## Task directions:
Scan the lines and state how many carry "etiam". Leave out everything but the number.

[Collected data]

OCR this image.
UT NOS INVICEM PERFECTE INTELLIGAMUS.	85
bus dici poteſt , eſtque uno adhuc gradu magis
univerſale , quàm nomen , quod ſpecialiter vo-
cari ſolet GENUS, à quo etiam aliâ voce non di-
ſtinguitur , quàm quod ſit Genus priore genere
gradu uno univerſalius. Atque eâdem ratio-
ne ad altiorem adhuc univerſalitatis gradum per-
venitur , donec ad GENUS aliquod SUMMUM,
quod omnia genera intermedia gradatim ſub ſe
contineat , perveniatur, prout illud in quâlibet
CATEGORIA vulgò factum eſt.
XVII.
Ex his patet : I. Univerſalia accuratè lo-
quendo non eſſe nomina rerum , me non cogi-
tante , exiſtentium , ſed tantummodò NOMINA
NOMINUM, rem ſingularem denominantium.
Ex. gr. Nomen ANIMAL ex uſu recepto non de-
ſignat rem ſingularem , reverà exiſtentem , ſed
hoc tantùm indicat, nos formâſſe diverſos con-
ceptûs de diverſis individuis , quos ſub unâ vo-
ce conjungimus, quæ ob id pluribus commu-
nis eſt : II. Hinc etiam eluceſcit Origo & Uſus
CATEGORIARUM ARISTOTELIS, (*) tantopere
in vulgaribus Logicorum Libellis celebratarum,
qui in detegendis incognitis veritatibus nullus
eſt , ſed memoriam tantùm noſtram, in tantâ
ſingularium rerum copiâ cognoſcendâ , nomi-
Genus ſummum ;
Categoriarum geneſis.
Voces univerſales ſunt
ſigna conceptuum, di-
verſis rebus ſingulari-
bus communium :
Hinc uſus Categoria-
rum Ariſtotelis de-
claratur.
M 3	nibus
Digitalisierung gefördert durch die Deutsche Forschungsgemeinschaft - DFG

## Solution to the problem:
2